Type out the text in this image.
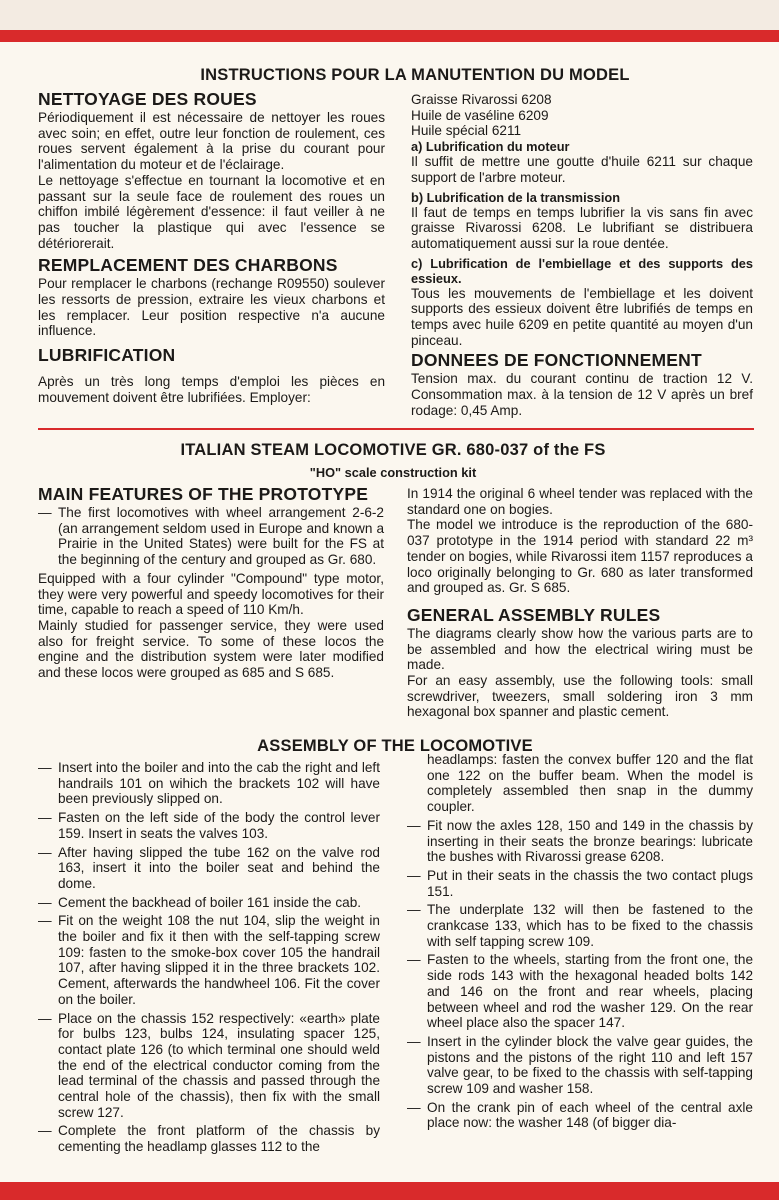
INSTRUCTIONS POUR LA MANUTENTION DU MODEL

NETTOYAGE DES ROUES

Périodiquement il est nécessaire de nettoyer les roues avec soin; en effet, outre leur fonction de roulement, ces roues servent également à la prise du courant pour l'alimentation du moteur et de l'éclairage.

Le nettoyage s'effectue en tournant la locomotive et en passant sur la seule face de roulement des roues un chiffon imbilé légèrement d'essence: il faut veiller à ne pas toucher la plastique qui avec l'essence se détériorerait.

REMPLACEMENT DES CHARBONS

Pour remplacer le charbons (rechange R09550) soulever les ressorts de pression, extraire les vieux charbons et les remplacer. Leur position respective n'a aucune influence.

LUBRIFICATION

Après un très long temps d'emploi les pièces en mouvement doivent être lubrifiées. Employer:

Graisse Rivarossi 6208

Huile de vaséline 6209

Huile spécial 6211

a) Lubrification du moteur

Il suffit de mettre une goutte d'huile 6211 sur chaque support de l'arbre moteur.

b) Lubrification de la transmission

Il faut de temps en temps lubrifier la vis sans fin avec graisse Rivarossi 6208. Le lubrifiant se distribuera automatiquement aussi sur la roue dentée.

c) Lubrification de l'embiellage et des supports des essieux.

Tous les mouvements de l'embiellage et les doivent supports des essieux doivent être lubrifiés de temps en temps avec huile 6209 en petite quantité au moyen d'un pinceau.

DONNEES DE FONCTIONNEMENT

Tension max. du courant continu de traction 12 V. Consommation max. à la tension de 12 V après un bref rodage: 0,45 Amp.

ITALIAN STEAM LOCOMOTIVE GR. 680-037 of the FS
"HO" scale construction kit

MAIN FEATURES OF THE PROTOTYPE

— The first locomotives with wheel arrangement 2-6-2 (an arrangement seldom used in Europe and known a Prairie in the United States) were built for the FS at the beginning of the century and grouped as Gr. 680.

Equipped with a four cylinder "Compound" type motor, they were very powerful and speedy locomotives for their time, capable to reach a speed of 110 Km/h.

Mainly studied for passenger service, they were used also for freight service. To some of these locos the engine and the distribution system were later modified and these locos were grouped as 685 and S 685.

In 1914 the original 6 wheel tender was replaced with the standard one on bogies.

The model we introduce is the reproduction of the 680-037 prototype in the 1914 period with standard 22 m³ tender on bogies, while Rivarossi item 1157 reproduces a loco originally belonging to Gr. 680 as later transformed and grouped as. Gr. S 685.

GENERAL ASSEMBLY RULES

The diagrams clearly show how the various parts are to be assembled and how the electrical wiring must be made.

For an easy assembly, use the following tools: small screwdriver, tweezers, small soldering iron 3 mm hexagonal box spanner and plastic cement.

ASSEMBLY OF THE LOCOMOTIVE
— Insert into the boiler and into the cab the right and left handrails 101 on wihich the brackets 102 will have been previously slipped on.
— Fasten on the left side of the body the control lever 159. Insert in seats the valves 103.
— After having slipped the tube 162 on the valve rod 163, insert it into the boiler seat and behind the dome.
— Cement the backhead of boiler 161 inside the cab.
— Fit on the weight 108 the nut 104, slip the weight in the boiler and fix it then with the self-tapping screw 109: fasten to the smoke-box cover 105 the handrail 107, after having slipped it in the three brackets 102. Cement, afterwards the handwheel 106. Fit the cover on the boiler.
— Place on the chassis 152 respectively: «earth» plate for bulbs 123, bulbs 124, insulating spacer 125, contact plate 126 (to which terminal one should weld the end of the electrical conductor coming from the lead terminal of the chassis and passed through the central hole of the chassis), then fix with the small screw 127.
— Complete the front platform of the chassis by cementing the headlamp glasses 112 to the

headlamps: fasten the convex buffer 120 and the flat one 122 on the buffer beam. When the model is completely assembled then snap in the dummy coupler.

— Fit now the axles 128, 150 and 149 in the chassis by inserting in their seats the bronze bearings: lubricate the bushes with Rivarossi grease 6208.
— Put in their seats in the chassis the two contact plugs 151.
— The underplate 132 will then be fastened to the crankcase 133, which has to be fixed to the chassis with self tapping screw 109.
— Fasten to the wheels, starting from the front one, the side rods 143 with the hexagonal headed bolts 142 and 146 on the front and rear wheels, placing between wheel and rod the washer 129. On the rear wheel place also the spacer 147.
— Insert in the cylinder block the valve gear guides, the pistons and the pistons of the right 110 and left 157 valve gear, to be fixed to the chassis with self-tapping screw 109 and washer 158.
— On the crank pin of each wheel of the central axle place now: the washer 148 (of bigger dia-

##############################

# [EXERCISE]
Using the records above, pull out each line where the word "embiellage" occurs.

# [TASK OUTPUT]
c) Lubrification de l'embiellage et des supports des essieux.
Tous les mouvements de l'embiellage et les doivent supports des essieux doivent être lubrifiés de temps en temps avec huile 6209 en petite quantité au moyen d'un pinceau.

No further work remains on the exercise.